#### [What the task asks]
Only a number is expected: how many lines in the data below contain the word "charges".

#### [Dataset content]
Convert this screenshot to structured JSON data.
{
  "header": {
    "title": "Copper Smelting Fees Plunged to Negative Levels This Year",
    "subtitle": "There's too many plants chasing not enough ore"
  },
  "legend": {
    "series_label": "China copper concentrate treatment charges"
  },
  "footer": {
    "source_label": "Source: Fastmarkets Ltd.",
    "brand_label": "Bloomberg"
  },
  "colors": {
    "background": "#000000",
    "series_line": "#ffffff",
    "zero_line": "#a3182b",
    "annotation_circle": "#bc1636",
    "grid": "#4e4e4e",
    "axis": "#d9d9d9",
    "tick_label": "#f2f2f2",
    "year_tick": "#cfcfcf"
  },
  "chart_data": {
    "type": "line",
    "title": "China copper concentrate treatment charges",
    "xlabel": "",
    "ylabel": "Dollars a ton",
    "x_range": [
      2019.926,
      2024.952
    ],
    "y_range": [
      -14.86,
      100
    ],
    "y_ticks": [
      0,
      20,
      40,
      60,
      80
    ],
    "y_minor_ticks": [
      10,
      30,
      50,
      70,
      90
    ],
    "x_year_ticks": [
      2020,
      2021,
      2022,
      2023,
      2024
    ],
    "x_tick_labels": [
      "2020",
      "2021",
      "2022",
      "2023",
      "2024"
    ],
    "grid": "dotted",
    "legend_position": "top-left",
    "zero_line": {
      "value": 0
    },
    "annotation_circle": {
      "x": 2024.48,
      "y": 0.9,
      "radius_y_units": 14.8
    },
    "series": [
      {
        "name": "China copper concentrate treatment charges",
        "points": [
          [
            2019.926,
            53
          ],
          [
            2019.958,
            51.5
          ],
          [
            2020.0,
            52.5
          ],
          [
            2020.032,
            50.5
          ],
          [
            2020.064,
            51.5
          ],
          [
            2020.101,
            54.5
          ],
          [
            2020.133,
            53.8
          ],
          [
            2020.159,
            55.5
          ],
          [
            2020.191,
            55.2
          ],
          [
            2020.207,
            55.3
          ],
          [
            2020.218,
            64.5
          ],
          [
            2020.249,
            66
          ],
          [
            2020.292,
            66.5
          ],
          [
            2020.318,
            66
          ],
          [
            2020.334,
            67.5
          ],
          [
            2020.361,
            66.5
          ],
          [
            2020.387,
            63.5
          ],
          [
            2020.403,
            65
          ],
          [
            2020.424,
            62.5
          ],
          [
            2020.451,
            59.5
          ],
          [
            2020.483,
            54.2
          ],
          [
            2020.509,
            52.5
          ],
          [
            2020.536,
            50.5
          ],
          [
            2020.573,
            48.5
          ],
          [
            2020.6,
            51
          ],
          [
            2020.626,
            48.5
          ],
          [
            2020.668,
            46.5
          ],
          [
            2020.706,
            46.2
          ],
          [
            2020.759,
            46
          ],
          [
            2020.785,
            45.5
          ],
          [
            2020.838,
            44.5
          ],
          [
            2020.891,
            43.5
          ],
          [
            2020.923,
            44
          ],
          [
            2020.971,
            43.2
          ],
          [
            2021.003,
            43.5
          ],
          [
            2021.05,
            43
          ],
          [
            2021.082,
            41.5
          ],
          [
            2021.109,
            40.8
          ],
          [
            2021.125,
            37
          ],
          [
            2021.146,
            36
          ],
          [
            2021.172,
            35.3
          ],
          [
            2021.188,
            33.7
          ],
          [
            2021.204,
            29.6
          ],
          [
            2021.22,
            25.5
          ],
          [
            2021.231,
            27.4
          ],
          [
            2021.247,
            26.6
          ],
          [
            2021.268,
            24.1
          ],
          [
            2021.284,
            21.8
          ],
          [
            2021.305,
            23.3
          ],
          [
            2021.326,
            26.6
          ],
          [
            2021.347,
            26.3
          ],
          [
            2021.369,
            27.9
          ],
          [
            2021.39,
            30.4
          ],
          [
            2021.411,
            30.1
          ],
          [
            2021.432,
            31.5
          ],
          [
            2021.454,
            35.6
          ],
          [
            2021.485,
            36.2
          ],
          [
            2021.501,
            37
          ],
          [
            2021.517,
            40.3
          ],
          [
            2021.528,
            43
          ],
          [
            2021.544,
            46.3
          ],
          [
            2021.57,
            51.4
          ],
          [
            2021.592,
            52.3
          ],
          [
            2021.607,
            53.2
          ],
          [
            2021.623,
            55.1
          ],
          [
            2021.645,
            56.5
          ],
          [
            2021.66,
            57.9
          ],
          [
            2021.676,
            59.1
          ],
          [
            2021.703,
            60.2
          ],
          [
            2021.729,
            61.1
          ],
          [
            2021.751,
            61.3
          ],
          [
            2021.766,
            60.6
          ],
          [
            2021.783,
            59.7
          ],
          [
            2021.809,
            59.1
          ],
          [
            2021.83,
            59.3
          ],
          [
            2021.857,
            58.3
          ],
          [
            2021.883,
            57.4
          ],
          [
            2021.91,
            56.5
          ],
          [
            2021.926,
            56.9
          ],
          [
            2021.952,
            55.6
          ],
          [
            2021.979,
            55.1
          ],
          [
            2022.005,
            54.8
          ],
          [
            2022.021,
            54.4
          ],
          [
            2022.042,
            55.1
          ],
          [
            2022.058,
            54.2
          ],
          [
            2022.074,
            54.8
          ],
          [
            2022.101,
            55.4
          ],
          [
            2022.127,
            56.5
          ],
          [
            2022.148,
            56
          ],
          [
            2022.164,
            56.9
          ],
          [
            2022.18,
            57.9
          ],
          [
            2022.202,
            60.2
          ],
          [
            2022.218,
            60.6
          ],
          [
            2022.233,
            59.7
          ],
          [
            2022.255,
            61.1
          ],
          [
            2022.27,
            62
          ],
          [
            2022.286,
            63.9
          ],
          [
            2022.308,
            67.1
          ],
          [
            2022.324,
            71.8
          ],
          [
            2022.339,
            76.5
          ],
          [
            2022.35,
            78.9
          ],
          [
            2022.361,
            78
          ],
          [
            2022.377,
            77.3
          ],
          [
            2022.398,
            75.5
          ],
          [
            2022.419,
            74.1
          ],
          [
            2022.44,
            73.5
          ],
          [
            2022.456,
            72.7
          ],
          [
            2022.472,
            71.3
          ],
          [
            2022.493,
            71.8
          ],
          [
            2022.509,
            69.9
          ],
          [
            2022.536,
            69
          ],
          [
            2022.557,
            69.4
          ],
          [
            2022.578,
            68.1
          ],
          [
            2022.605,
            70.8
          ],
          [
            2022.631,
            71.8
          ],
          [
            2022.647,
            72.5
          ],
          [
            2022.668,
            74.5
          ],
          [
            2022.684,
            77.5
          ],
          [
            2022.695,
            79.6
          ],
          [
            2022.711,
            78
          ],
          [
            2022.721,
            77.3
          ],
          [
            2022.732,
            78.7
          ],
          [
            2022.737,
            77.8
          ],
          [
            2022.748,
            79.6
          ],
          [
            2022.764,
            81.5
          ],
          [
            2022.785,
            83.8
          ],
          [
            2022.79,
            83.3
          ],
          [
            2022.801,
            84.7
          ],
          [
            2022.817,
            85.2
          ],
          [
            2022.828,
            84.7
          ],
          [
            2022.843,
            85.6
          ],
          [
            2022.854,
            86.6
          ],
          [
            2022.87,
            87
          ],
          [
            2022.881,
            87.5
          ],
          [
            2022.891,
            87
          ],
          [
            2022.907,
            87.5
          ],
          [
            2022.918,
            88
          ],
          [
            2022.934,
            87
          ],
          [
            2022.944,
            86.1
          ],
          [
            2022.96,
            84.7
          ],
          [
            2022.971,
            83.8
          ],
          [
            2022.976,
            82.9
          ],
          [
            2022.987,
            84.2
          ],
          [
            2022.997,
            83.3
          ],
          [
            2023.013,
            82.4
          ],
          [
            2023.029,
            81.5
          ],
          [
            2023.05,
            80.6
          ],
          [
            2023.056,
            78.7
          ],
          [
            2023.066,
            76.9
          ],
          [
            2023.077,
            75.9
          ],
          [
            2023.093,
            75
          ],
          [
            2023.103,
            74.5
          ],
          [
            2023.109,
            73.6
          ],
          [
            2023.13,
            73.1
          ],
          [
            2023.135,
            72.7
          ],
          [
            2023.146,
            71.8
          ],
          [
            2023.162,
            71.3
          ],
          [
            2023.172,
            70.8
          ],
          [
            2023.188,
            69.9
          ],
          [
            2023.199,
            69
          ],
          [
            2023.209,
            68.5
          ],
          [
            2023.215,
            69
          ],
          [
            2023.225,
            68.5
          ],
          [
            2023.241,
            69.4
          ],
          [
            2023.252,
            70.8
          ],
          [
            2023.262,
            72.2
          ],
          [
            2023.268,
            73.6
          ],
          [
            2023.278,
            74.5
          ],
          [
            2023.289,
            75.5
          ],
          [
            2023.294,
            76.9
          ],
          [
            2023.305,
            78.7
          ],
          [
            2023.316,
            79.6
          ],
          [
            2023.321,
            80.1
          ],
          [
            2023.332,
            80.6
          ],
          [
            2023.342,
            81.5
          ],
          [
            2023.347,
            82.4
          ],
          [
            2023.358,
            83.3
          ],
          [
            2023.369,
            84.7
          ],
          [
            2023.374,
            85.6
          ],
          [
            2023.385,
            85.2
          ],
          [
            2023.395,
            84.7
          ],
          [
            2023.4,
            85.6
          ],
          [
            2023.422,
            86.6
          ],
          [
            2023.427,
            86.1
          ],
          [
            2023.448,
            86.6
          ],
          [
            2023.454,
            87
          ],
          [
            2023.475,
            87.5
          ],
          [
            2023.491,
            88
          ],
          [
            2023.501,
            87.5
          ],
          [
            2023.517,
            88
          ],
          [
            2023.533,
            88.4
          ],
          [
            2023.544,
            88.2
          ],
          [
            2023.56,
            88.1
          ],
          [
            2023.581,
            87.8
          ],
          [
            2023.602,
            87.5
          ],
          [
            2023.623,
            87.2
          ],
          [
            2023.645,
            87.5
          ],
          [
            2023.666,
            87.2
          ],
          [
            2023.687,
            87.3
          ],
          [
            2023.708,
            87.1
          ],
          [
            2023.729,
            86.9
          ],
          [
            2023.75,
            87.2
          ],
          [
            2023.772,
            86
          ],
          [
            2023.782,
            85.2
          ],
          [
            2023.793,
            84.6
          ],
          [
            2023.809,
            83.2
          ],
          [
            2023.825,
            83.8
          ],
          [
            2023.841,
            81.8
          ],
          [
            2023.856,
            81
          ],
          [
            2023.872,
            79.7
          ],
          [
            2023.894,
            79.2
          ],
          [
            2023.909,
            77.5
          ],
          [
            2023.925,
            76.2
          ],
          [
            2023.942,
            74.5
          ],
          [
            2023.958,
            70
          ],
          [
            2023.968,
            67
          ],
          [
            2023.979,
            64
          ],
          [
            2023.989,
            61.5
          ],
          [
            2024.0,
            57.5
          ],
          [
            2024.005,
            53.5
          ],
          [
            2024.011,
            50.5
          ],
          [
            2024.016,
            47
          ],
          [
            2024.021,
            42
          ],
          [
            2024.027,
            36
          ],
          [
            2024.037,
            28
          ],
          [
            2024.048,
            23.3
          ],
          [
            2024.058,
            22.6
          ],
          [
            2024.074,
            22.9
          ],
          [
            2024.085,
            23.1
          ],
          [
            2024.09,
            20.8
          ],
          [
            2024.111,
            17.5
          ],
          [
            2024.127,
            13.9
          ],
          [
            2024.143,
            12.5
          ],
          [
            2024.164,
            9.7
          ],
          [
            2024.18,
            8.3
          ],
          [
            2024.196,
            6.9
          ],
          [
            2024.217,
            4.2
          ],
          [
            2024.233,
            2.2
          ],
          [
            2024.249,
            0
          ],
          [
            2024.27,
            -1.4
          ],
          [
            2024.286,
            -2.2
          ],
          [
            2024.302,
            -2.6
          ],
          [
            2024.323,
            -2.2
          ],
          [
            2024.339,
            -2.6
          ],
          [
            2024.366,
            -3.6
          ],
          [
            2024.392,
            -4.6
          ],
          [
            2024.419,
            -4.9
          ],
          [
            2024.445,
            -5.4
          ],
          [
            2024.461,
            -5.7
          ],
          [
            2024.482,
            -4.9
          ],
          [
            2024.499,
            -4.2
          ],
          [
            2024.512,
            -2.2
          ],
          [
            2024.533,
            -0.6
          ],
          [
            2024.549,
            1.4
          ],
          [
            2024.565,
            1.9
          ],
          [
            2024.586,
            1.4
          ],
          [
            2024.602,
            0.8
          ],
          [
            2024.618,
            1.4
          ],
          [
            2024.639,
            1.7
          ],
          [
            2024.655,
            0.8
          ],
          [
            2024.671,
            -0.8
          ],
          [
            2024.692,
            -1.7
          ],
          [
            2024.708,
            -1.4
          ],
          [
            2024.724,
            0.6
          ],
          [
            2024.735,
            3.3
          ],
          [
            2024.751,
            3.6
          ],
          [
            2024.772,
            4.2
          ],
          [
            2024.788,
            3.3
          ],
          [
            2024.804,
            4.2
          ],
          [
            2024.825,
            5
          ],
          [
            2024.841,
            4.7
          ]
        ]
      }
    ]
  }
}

#### [Written answer]
3